## Work to be completed
Retype each entry below exactly as it stands.

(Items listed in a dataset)
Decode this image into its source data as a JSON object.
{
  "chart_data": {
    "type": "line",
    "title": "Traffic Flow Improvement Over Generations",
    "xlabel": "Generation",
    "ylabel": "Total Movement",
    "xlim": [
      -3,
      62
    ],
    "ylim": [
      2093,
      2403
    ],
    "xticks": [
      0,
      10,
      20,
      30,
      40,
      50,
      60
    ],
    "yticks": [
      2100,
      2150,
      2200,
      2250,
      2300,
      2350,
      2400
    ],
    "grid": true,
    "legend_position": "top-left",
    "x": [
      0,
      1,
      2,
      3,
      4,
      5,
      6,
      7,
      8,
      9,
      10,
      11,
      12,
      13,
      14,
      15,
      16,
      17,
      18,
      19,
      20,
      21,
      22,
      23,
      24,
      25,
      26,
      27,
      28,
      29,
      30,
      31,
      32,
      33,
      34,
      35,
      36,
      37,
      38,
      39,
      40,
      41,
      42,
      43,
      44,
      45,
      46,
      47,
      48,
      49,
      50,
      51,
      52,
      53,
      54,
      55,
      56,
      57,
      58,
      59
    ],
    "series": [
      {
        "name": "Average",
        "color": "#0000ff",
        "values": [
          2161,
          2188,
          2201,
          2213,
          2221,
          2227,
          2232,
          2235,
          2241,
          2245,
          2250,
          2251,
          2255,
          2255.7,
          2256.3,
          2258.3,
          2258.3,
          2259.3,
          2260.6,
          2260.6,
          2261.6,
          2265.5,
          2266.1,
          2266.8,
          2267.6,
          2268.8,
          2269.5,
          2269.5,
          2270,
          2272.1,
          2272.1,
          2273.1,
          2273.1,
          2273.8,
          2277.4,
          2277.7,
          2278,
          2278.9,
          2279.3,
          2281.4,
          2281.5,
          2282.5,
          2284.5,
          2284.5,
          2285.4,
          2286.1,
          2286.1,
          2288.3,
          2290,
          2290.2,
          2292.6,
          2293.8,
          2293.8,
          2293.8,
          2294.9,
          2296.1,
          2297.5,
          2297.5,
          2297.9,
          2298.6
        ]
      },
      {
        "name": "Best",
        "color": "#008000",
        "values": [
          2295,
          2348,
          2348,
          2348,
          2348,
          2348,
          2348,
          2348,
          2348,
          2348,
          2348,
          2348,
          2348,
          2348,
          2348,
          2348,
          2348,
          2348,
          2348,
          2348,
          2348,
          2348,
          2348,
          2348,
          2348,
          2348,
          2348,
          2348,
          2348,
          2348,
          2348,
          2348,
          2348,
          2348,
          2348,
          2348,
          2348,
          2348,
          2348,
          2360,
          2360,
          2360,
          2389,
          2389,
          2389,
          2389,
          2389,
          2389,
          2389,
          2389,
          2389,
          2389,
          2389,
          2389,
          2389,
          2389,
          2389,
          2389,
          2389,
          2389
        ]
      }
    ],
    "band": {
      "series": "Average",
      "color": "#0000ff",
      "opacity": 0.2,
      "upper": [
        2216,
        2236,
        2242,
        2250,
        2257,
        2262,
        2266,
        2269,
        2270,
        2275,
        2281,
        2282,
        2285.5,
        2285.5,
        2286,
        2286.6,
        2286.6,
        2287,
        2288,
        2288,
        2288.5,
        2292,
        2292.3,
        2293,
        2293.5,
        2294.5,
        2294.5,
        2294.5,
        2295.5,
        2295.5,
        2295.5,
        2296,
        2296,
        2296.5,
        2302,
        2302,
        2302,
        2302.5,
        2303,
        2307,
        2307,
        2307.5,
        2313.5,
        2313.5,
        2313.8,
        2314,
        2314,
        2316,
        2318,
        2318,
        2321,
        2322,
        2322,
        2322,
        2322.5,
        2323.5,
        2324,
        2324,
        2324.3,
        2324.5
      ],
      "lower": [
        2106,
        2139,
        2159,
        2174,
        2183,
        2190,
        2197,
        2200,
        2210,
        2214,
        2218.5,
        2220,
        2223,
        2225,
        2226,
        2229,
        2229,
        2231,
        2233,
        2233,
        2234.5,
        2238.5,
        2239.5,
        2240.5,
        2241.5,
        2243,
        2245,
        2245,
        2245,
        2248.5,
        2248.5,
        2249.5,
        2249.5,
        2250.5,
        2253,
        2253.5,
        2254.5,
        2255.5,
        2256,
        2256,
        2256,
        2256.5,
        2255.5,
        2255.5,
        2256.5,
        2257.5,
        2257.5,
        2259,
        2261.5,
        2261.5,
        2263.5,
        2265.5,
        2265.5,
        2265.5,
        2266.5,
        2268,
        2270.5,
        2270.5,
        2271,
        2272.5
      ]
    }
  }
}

## Exercise output
Decode this image into its source data as a JSON object.
{
  "chart_data": {
    "type": "line",
    "title": "Traffic Flow Improvement Over Generations",
    "xlabel": "Generation",
    "ylabel": "Total Movement",
    "xlim": [
      -3,
      62
    ],
    "ylim": [
      2093,
      2403
    ],
    "xticks": [
      0,
      10,
      20,
      30,
      40,
      50,
      60
    ],
    "yticks": [
      2100,
      2150,
      2200,
      2250,
      2300,
      2350,
      2400
    ],
    "grid": true,
    "legend_position": "top-left",
    "x": [
      0,
      1,
      2,
      3,
      4,
      5,
      6,
      7,
      8,
      9,
      10,
      11,
      12,
      13,
      14,
      15,
      16,
      17,
      18,
      19,
      20,
      21,
      22,
      23,
      24,
      25,
      26,
      27,
      28,
      29,
      30,
      31,
      32,
      33,
      34,
      35,
      36,
      37,
      38,
      39,
      40,
      41,
      42,
      43,
      44,
      45,
      46,
      47,
      48,
      49,
      50,
      51,
      52,
      53,
      54,
      55,
      56,
      57,
      58,
      59
    ],
    "series": [
      {
        "name": "Average",
        "color": "#0000ff",
        "values": [
          2161,
          2188,
          2201,
          2213,
          2221,
          2227,
          2232,
          2235,
          2241,
          2245,
          2250,
          2251,
          2255,
          2255.7,
          2256.3,
          2258.3,
          2258.3,
          2259.3,
          2260.6,
          2260.6,
          2261.6,
          2265.5,
          2266.1,
          2266.8,
          2267.6,
          2268.8,
          2269.5,
          2269.5,
          2270,
          2272.1,
          2272.1,
          2273.1,
          2273.1,
          2273.8,
          2277.4,
          2277.7,
          2278,
          2278.9,
          2279.3,
          2281.4,
          2281.5,
          2282.5,
          2284.5,
          2284.5,
          2285.4,
          2286.1,
          2286.1,
          2288.3,
          2290,
          2290.2,
          2292.6,
          2293.8,
          2293.8,
          2293.8,
          2294.9,
          2296.1,
          2297.5,
          2297.5,
          2297.9,
          2298.6
        ]
      },
      {
        "name": "Best",
        "color": "#008000",
        "values": [
          2295,
          2348,
          2348,
          2348,
          2348,
          2348,
          2348,
          2348,
          2348,
          2348,
          2348,
          2348,
          2348,
          2348,
          2348,
          2348,
          2348,
          2348,
          2348,
          2348,
          2348,
          2348,
          2348,
          2348,
          2348,
          2348,
          2348,
          2348,
          2348,
          2348,
          2348,
          2348,
          2348,
          2348,
          2348,
          2348,
          2348,
          2348,
          2348,
          2360,
          2360,
          2360,
          2389,
          2389,
          2389,
          2389,
          2389,
          2389,
          2389,
          2389,
          2389,
          2389,
          2389,
          2389,
          2389,
          2389,
          2389,
          2389,
          2389,
          2389
        ]
      }
    ],
    "band": {
      "series": "Average",
      "color": "#0000ff",
      "opacity": 0.2,
      "upper": [
        2216,
        2236,
        2242,
        2250,
        2257,
        2262,
        2266,
        2269,
        2270,
        2275,
        2281,
        2282,
        2285.5,
        2285.5,
        2286,
        2286.6,
        2286.6,
        2287,
        2288,
        2288,
        2288.5,
        2292,
        2292.3,
        2293,
        2293.5,
        2294.5,
        2294.5,
        2294.5,
        2295.5,
        2295.5,
        2295.5,
        2296,
        2296,
        2296.5,
        2302,
        2302,
        2302,
        2302.5,
        2303,
        2307,
        2307,
        2307.5,
        2313.5,
        2313.5,
        2313.8,
        2314,
        2314,
        2316,
        2318,
        2318,
        2321,
        2322,
        2322,
        2322,
        2322.5,
        2323.5,
        2324,
        2324,
        2324.3,
        2324.5
      ],
      "lower": [
        2106,
        2139,
        2159,
        2174,
        2183,
        2190,
        2197,
        2200,
        2210,
        2214,
        2218.5,
        2220,
        2223,
        2225,
        2226,
        2229,
        2229,
        2231,
        2233,
        2233,
        2234.5,
        2238.5,
        2239.5,
        2240.5,
        2241.5,
        2243,
        2245,
        2245,
        2245,
        2248.5,
        2248.5,
        2249.5,
        2249.5,
        2250.5,
        2253,
        2253.5,
        2254.5,
        2255.5,
        2256,
        2256,
        2256,
        2256.5,
        2255.5,
        2255.5,
        2256.5,
        2257.5,
        2257.5,
        2259,
        2261.5,
        2261.5,
        2263.5,
        2265.5,
        2265.5,
        2265.5,
        2266.5,
        2268,
        2270.5,
        2270.5,
        2271,
        2272.5
      ]
    }
  }
}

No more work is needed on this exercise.